--- Start of Excerpted records ---

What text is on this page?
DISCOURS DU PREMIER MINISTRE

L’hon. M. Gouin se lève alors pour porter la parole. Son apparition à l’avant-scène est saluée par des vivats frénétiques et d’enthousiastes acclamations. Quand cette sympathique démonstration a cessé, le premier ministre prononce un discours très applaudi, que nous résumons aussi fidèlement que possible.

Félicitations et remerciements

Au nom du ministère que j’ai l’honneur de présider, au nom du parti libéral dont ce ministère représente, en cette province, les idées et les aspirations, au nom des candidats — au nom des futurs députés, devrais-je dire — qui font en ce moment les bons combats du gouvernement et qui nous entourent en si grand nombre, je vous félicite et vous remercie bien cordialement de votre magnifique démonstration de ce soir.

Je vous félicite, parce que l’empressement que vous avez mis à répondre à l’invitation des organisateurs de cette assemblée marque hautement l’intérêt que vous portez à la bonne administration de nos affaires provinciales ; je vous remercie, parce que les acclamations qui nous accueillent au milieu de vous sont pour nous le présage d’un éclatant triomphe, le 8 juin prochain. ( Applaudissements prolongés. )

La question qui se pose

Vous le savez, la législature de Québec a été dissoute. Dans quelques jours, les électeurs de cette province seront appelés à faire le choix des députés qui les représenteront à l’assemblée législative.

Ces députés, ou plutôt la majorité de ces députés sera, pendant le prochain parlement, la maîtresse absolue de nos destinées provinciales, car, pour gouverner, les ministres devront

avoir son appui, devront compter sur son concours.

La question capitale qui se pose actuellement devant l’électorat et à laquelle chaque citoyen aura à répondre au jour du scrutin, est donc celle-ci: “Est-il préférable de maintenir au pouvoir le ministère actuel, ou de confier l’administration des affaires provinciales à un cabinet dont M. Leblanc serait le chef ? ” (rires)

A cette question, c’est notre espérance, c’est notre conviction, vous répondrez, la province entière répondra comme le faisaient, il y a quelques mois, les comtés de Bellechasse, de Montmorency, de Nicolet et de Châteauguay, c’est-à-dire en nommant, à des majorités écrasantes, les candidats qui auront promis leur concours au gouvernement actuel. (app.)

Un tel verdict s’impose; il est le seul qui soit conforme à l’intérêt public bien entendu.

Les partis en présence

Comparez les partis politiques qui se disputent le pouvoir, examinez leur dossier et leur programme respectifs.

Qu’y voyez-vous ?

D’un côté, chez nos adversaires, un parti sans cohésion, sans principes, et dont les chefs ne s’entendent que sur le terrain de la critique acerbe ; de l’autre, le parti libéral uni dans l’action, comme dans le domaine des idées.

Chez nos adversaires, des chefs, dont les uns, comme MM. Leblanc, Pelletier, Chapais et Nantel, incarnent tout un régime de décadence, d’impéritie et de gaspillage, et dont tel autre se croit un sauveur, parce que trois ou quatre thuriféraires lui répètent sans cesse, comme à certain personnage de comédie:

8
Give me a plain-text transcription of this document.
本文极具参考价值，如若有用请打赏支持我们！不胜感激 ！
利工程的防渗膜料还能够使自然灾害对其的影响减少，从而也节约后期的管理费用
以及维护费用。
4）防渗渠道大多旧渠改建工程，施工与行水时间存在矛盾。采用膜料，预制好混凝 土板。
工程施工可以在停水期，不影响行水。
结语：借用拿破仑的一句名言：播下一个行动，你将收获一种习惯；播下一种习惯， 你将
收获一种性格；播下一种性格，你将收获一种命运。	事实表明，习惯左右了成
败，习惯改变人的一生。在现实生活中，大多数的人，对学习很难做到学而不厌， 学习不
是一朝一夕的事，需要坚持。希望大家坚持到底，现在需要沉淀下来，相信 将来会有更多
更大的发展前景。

--- End of Excerpted records ---

Quote every entry exactly.

What text is on this page?
DISCOURS DU PREMIER MINISTRE

L’hon. M. Gouin se lève alors pour porter la parole. Son apparition à l’avant-scène est saluée par des vivats frénétiques et d’enthousiastes acclamations. Quand cette sympathique démonstration a cessé, le premier ministre prononce un discours très applaudi, que nous résumons aussi fidèlement que possible.

Félicitations et remerciements

Au nom du ministère que j’ai l’honneur de présider, au nom du parti libéral dont ce ministère représente, en cette province, les idées et les aspirations, au nom des candidats — au nom des futurs députés, devrais-je dire — qui font en ce moment les bons combats du gouvernement et qui nous entourent en si grand nombre, je vous félicite et vous remercie bien cordialement de votre magnifique démonstration de ce soir.

Je vous félicite, parce que l’empressement que vous avez mis à répondre à l’invitation des organisateurs de cette assemblée marque hautement l’intérêt que vous portez à la bonne administration de nos affaires provinciales ; je vous remercie, parce que les acclamations qui nous accueillent au milieu de vous sont pour nous le présage d’un éclatant triomphe, le 8 juin prochain. ( Applaudissements prolongés. )

La question qui se pose

Vous le savez, la législature de Québec a été dissoute. Dans quelques jours, les électeurs de cette province seront appelés à faire le choix des députés qui les représenteront à l’assemblée législative.

Ces députés, ou plutôt la majorité de ces députés sera, pendant le prochain parlement, la maîtresse absolue de nos destinées provinciales, car, pour gouverner, les ministres devront

avoir son appui, devront compter sur son concours.

La question capitale qui se pose actuellement devant l’électorat et à laquelle chaque citoyen aura à répondre au jour du scrutin, est donc celle-ci: “Est-il préférable de maintenir au pouvoir le ministère actuel, ou de confier l’administration des affaires provinciales à un cabinet dont M. Leblanc serait le chef ? ” (rires)

A cette question, c’est notre espérance, c’est notre conviction, vous répondrez, la province entière répondra comme le faisaient, il y a quelques mois, les comtés de Bellechasse, de Montmorency, de Nicolet et de Châteauguay, c’est-à-dire en nommant, à des majorités écrasantes, les candidats qui auront promis leur concours au gouvernement actuel. (app.)

Un tel verdict s’impose; il est le seul qui soit conforme à l’intérêt public bien entendu.

Les partis en présence

Comparez les partis politiques qui se disputent le pouvoir, examinez leur dossier et leur programme respectifs.

Qu’y voyez-vous ?

D’un côté, chez nos adversaires, un parti sans cohésion, sans principes, et dont les chefs ne s’entendent que sur le terrain de la critique acerbe ; de l’autre, le parti libéral uni dans l’action, comme dans le domaine des idées.

Chez nos adversaires, des chefs, dont les uns, comme MM. Leblanc, Pelletier, Chapais et Nantel, incarnent tout un régime de décadence, d’impéritie et de gaspillage, et dont tel autre se croit un sauveur, parce que trois ou quatre thuriféraires lui répètent sans cesse, comme à certain personnage de comédie:

8
Give me a plain-text transcription of this document.
本文极具参考价值，如若有用请打赏支持我们！不胜感激 ！
利工程的防渗膜料还能够使自然灾害对其的影响减少，从而也节约后期的管理费用
以及维护费用。
4）防渗渠道大多旧渠改建工程，施工与行水时间存在矛盾。采用膜料，预制好混凝 土板。
工程施工可以在停水期，不影响行水。
结语：借用拿破仑的一句名言：播下一个行动，你将收获一种习惯；播下一种习惯， 你将
收获一种性格；播下一种性格，你将收获一种命运。	事实表明，习惯左右了成
败，习惯改变人的一生。在现实生活中，大多数的人，对学习很难做到学而不厌， 学习不
是一朝一夕的事，需要坚持。希望大家坚持到底，现在需要沉淀下来，相信 将来会有更多
更大的发展前景。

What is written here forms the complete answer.